### Material shown

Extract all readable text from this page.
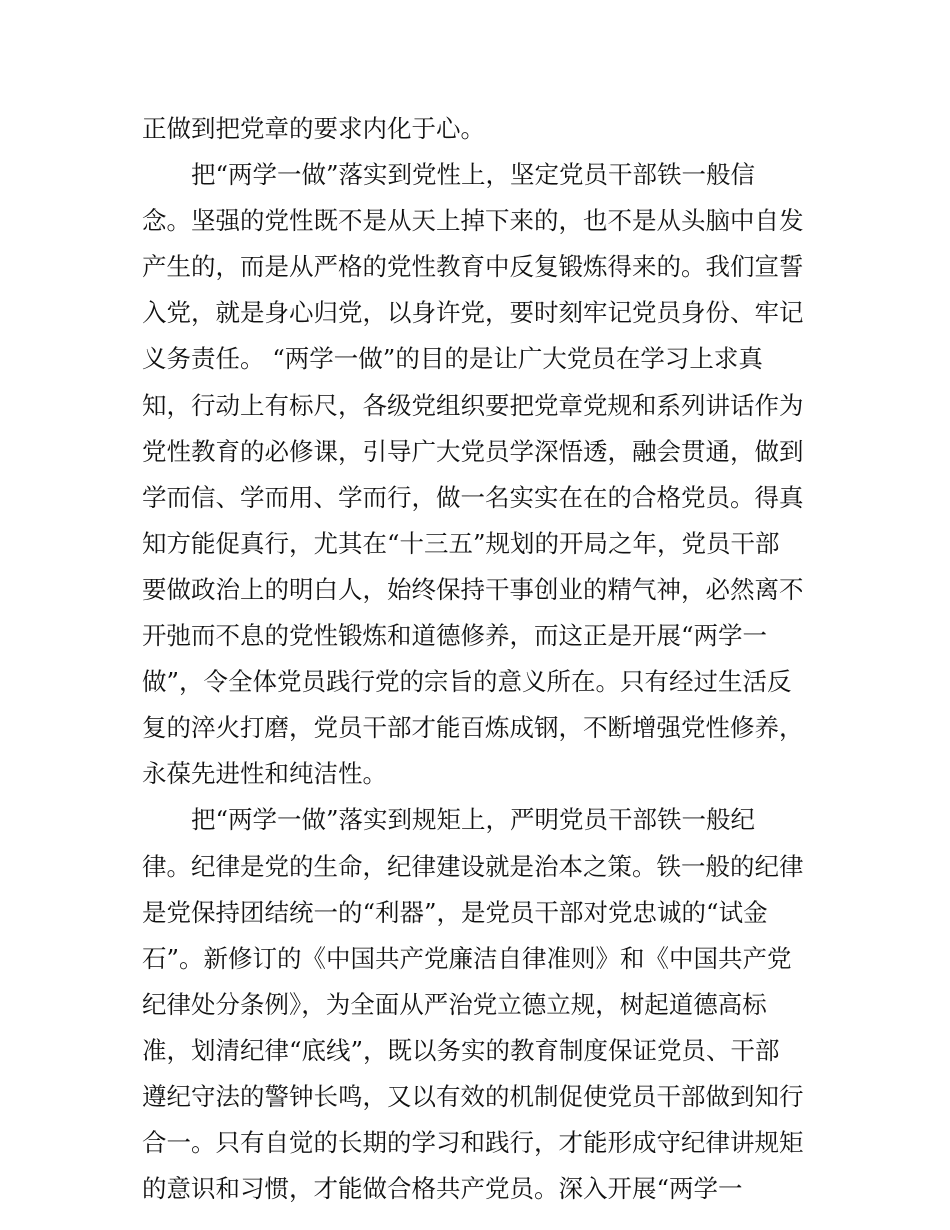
正做到把党章的要求内化于心。
把“两学一做”落实到党性上，坚定党员干部铁一般信
念。坚强的党性既不是从天上掉下来的，也不是从头脑中自发
产生的，而是从严格的党性教育中反复锻炼得来的。我们宣誓
入党，就是身心归党，以身许党，要时刻牢记党员身份、牢记
义务责任。 “两学一做”的目的是让广大党员在学习上求真
知，行动上有标尺，各级党组织要把党章党规和系列讲话作为
党性教育的必修课，引导广大党员学深悟透，融会贯通，做到
学而信、学而用、学而行，做一名实实在在的合格党员。得真
知方能促真行，尤其在“十三五”规划的开局之年，党员干部
要做政治上的明白人，始终保持干事创业的精气神，必然离不
开弛而不息的党性锻炼和道德修养，而这正是开展“两学一
做”，令全体党员践行党的宗旨的意义所在。只有经过生活反
复的淬火打磨，党员干部才能百炼成钢，不断增强党性修养，
永葆先进性和纯洁性。
把“两学一做”落实到规矩上，严明党员干部铁一般纪
律。纪律是党的生命，纪律建设就是治本之策。铁一般的纪律
是党保持团结统一的“利器”，是党员干部对党忠诚的“试金
石”。新修订的《中国共产党廉洁自律准则》和《中国共产党
纪律处分条例》，为全面从严治党立德立规，树起道德高标
准，划清纪律“底线”，既以务实的教育制度保证党员、干部
遵纪守法的警钟长鸣，又以有效的机制促使党员干部做到知行
合一。只有自觉的长期的学习和践行，才能形成守纪律讲规矩
的意识和习惯，才能做合格共产党员。深入开展“两学一
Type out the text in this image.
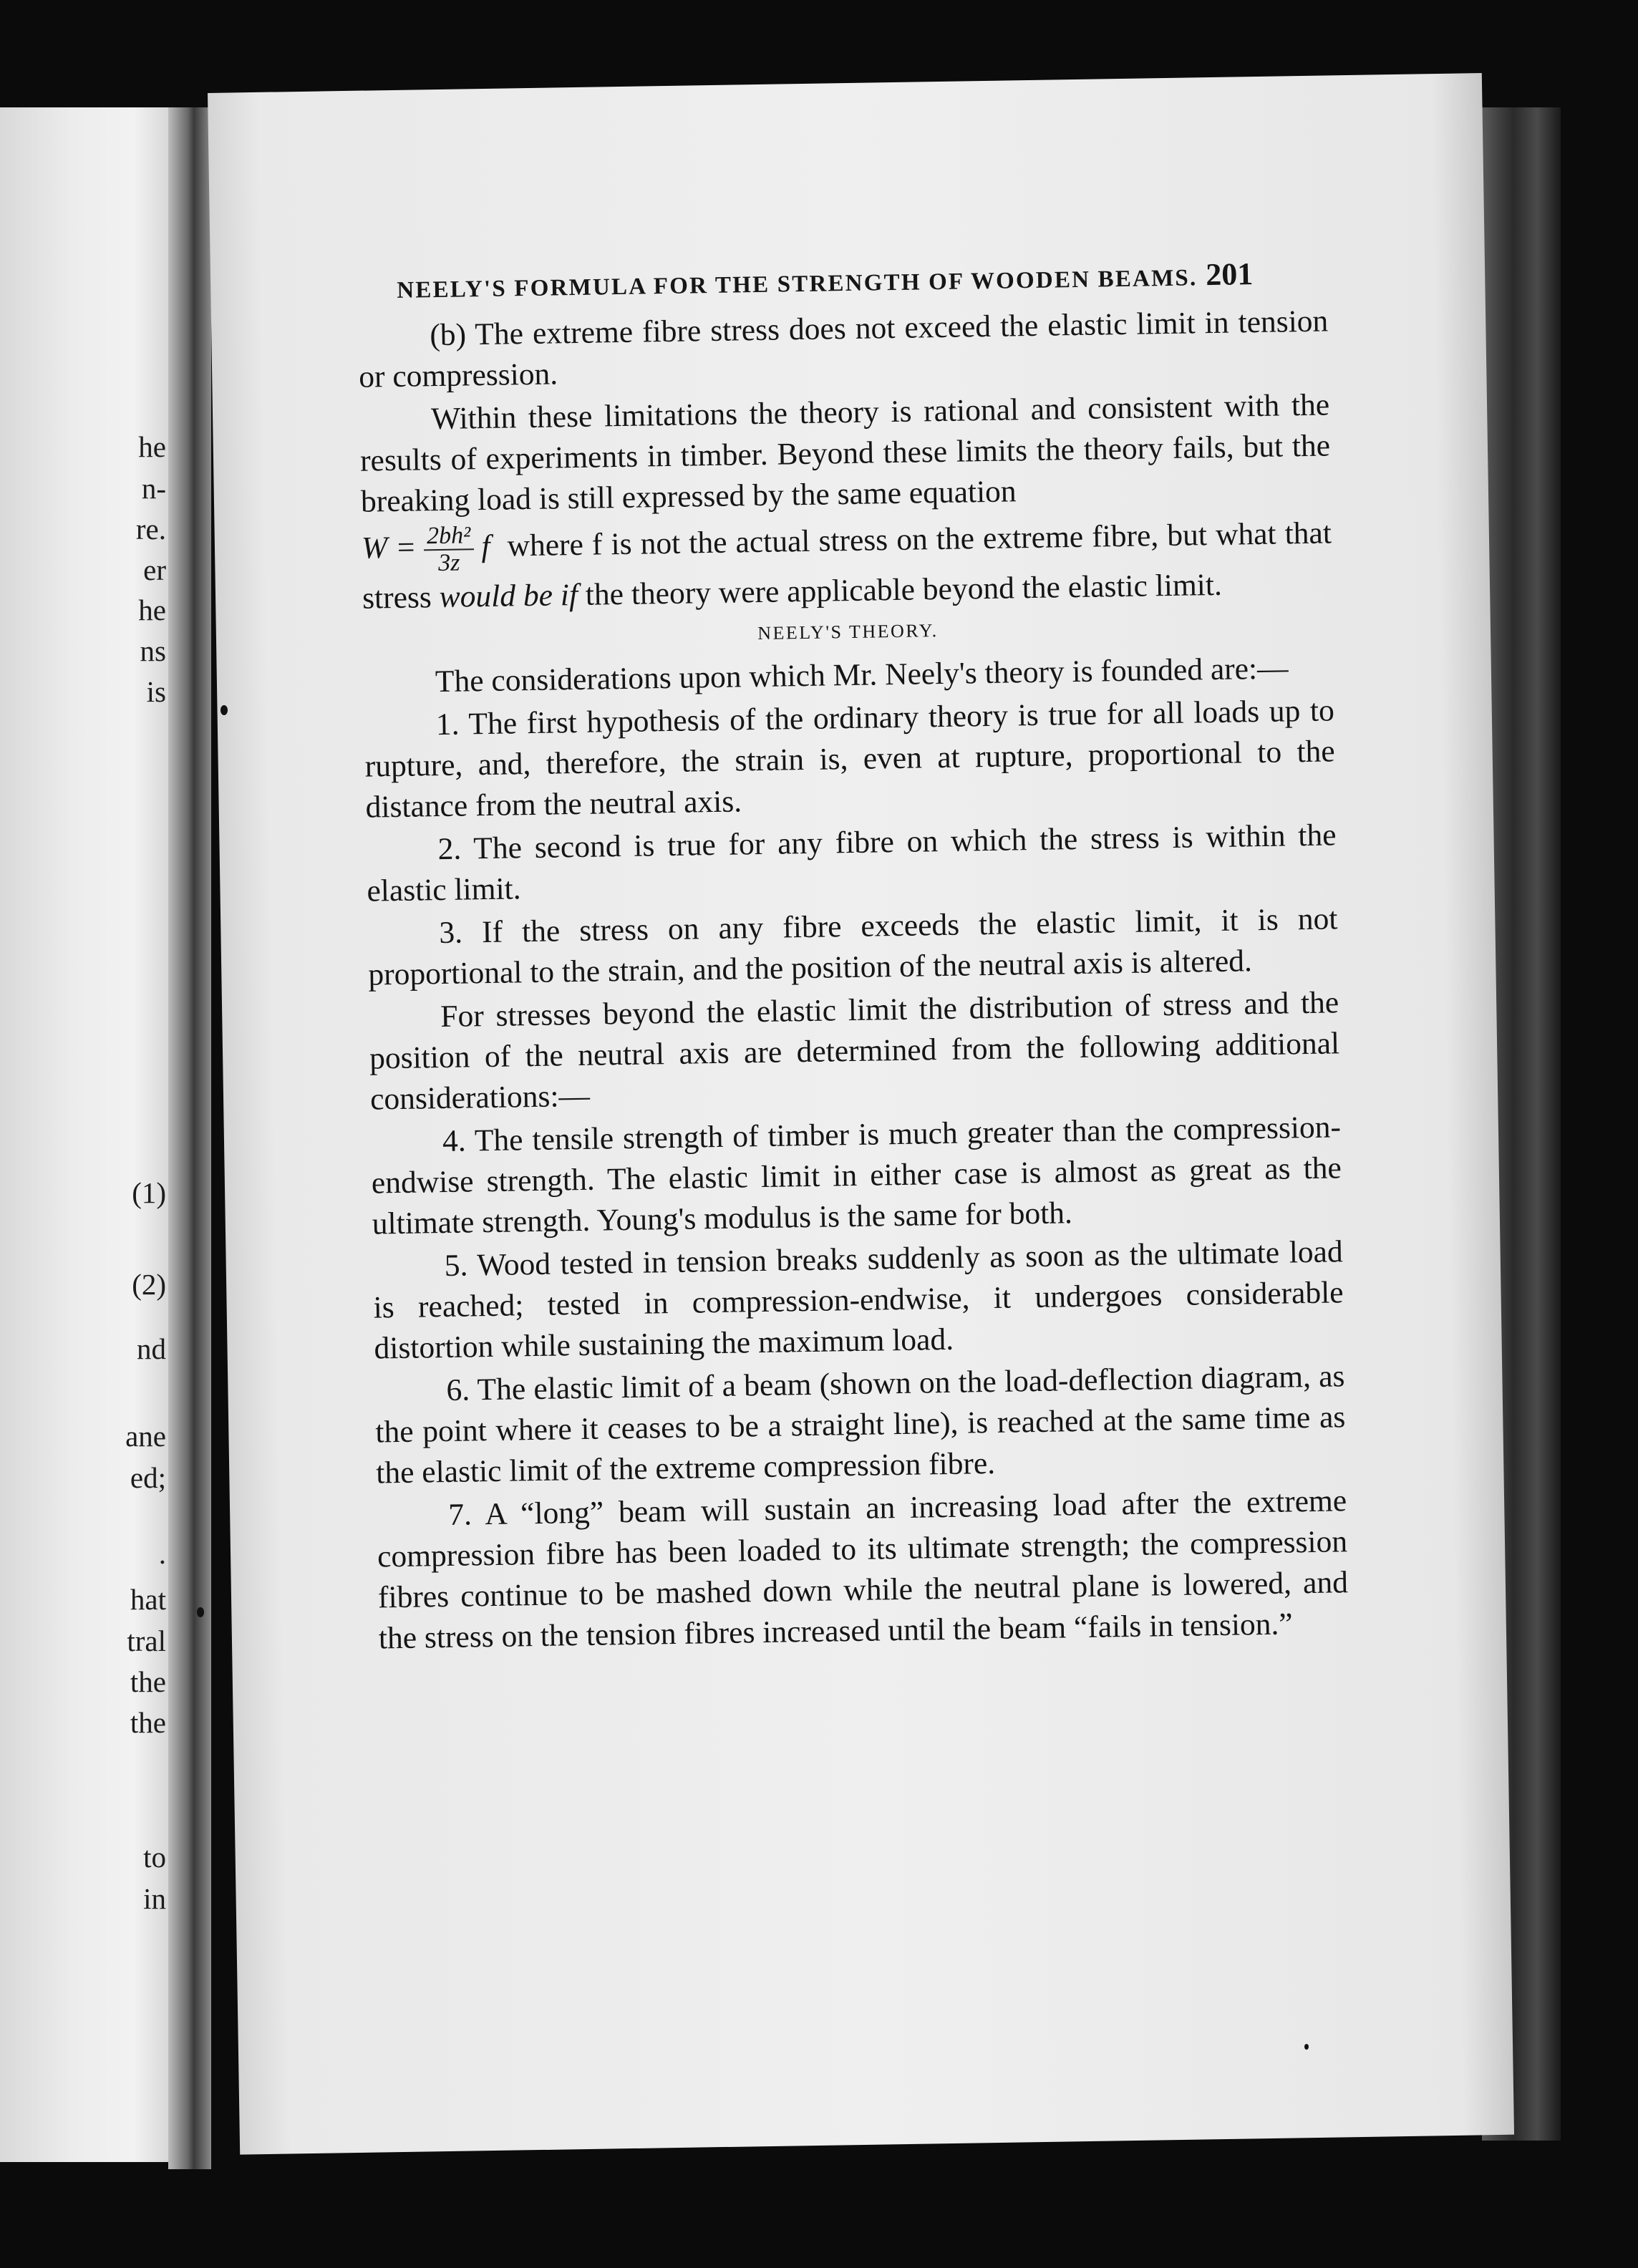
he
n-
re.
er
he
ns
is
(1)
(2)
nd
ane
ed;
.
hat
tral
the
the
to
in
NEELY'S FORMULA FOR THE STRENGTH OF WOODEN BEAMS. 201

(b) The extreme fibre stress does not exceed the elastic limit in tension or compression.

Within these limitations the theory is rational and consistent with the results of experiments in timber. Beyond these limits the theory fails, but the breaking load is still expressed by the same equation

$W = \frac{\text{2bh²}}{3z}$ f where f is not the actual stress on the extreme fibre, but what that stress would be if the theory were applicable beyond the elastic limit.

NEELY'S THEORY.

The considerations upon which Mr. Neely's theory is founded are:—

1. The first hypothesis of the ordinary theory is true for all loads up to rupture, and, therefore, the strain is, even at rupture, proportional to the distance from the neutral axis.

2. The second is true for any fibre on which the stress is within the elastic limit.

3. If the stress on any fibre exceeds the elastic limit, it is not proportional to the strain, and the position of the neutral axis is altered.

For stresses beyond the elastic limit the distribution of stress and the position of the neutral axis are determined from the following additional considerations:—

4. The tensile strength of timber is much greater than the compression-endwise strength. The elastic limit in either case is almost as great as the ultimate strength. Young's modulus is the same for both.

5. Wood tested in tension breaks suddenly as soon as the ultimate load is reached; tested in compression-endwise, it undergoes considerable distortion while sustaining the maximum load.

6. The elastic limit of a beam (shown on the load-deflection diagram, as the point where it ceases to be a straight line), is reached at the same time as the elastic limit of the extreme compression fibre.

7. A “long” beam will sustain an increasing load after the extreme compression fibre has been loaded to its ultimate strength; the compression fibres continue to be mashed down while the neutral plane is lowered, and the stress on the tension fibres increased until the beam “fails in tension.”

######

> _Aim of the task_
Copy, from the material above, each line in which the string "strain" occurs.

> _Final result_
1. The first hypothesis of the ordinary theory is true for all loads up to rupture, and, therefore, the strain is, even at rupture, proportional to the distance from the neutral axis.
3. If the stress on any fibre exceeds the elastic limit, it is not proportional to the strain, and the position of the neutral axis is altered.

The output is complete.